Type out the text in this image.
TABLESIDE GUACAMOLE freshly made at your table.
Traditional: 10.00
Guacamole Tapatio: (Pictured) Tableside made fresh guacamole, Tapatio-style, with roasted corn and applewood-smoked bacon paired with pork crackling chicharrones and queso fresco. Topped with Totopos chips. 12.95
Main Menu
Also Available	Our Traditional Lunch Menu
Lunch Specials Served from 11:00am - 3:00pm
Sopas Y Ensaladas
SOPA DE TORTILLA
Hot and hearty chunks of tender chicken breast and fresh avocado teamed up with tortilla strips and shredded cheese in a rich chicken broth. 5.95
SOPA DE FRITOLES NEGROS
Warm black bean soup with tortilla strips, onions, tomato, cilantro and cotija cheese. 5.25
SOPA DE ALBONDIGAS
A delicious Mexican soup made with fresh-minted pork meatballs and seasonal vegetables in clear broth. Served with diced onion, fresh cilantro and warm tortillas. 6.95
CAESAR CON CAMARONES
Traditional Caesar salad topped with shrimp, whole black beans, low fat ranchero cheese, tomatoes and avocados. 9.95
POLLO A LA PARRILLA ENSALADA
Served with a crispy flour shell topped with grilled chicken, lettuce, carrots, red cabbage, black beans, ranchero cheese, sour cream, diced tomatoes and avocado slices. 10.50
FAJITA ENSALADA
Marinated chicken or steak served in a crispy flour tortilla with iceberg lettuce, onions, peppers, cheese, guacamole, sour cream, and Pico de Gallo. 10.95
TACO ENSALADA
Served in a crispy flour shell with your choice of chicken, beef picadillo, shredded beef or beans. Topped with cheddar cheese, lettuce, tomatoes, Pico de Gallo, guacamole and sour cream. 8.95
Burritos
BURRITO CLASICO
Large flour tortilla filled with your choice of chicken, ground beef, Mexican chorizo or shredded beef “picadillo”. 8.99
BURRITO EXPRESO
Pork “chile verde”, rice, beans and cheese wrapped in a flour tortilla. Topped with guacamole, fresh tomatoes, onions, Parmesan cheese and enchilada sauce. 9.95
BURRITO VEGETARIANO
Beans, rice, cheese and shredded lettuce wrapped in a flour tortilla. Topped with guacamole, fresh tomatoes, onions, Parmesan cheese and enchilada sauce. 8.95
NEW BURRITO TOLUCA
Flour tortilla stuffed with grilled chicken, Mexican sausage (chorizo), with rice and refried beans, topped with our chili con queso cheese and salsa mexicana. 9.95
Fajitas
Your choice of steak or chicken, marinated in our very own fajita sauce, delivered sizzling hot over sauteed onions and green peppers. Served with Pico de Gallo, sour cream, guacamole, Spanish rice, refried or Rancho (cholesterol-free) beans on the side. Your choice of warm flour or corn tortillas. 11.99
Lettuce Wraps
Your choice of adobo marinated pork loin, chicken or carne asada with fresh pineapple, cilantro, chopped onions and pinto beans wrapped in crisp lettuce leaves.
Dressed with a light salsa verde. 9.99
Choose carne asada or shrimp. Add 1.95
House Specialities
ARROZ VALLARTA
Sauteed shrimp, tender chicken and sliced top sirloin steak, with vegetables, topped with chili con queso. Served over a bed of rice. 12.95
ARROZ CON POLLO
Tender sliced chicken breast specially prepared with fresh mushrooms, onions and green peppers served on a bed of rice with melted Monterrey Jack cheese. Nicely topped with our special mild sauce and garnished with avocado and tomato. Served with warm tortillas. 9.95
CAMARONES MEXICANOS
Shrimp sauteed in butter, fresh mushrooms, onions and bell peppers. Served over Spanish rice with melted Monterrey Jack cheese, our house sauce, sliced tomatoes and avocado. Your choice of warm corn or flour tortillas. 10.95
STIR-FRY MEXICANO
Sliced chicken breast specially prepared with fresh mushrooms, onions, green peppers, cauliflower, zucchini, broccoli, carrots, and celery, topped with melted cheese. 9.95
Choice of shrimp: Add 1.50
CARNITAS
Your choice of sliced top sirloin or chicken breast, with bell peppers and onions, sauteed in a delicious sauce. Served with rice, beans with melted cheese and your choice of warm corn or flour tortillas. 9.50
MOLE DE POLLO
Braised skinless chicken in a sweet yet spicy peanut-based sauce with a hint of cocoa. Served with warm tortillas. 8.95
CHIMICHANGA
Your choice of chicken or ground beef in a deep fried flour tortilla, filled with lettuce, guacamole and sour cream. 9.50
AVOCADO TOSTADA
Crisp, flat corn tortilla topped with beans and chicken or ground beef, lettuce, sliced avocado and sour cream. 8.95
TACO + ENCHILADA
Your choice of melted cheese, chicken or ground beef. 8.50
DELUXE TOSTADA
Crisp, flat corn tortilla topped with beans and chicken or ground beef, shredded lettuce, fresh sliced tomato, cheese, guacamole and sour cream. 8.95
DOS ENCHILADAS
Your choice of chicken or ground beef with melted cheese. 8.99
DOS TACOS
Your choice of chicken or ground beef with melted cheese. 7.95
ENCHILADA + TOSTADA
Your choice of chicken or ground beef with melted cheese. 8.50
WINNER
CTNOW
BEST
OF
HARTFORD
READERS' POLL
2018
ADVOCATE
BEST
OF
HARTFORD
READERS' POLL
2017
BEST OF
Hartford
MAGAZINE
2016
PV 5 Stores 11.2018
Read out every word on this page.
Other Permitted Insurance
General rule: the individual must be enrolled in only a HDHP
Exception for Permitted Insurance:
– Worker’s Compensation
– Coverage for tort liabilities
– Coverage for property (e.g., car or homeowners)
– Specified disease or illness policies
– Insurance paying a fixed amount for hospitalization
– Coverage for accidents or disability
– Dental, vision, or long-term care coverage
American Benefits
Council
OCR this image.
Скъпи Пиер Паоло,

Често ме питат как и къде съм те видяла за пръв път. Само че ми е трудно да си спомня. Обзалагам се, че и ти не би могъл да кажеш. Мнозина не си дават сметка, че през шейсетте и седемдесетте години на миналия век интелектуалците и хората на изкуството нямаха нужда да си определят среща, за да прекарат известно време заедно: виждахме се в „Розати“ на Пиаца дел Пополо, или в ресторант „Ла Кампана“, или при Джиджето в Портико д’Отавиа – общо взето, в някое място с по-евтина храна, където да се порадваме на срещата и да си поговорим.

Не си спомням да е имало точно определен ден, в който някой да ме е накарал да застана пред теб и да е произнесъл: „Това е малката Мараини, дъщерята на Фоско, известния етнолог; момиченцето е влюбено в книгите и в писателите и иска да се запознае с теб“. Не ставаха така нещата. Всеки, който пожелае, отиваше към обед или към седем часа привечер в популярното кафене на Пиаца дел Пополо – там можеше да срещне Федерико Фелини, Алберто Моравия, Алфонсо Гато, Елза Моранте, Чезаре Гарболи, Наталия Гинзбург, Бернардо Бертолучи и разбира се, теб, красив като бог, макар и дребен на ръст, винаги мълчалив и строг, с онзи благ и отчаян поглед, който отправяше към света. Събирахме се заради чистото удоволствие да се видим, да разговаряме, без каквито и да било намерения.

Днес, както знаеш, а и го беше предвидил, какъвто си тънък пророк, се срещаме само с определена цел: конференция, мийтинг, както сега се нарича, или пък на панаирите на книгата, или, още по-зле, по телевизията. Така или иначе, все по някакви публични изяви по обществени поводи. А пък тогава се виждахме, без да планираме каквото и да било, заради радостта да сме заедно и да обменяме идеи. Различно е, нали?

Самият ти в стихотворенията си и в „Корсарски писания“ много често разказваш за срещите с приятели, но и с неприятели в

GOAL OF THE EXERCISE:
Copy every line of the listing where the word "carne" appears.

RESULT FOR THIS EXERCISE:
Your choice of adobo marinated pork loin, chicken or carne asada with fresh pineapple, cilantro, chopped onions and pinto beans wrapped in crisp lettuce leaves.
Choose carne asada or shrimp. Add 1.95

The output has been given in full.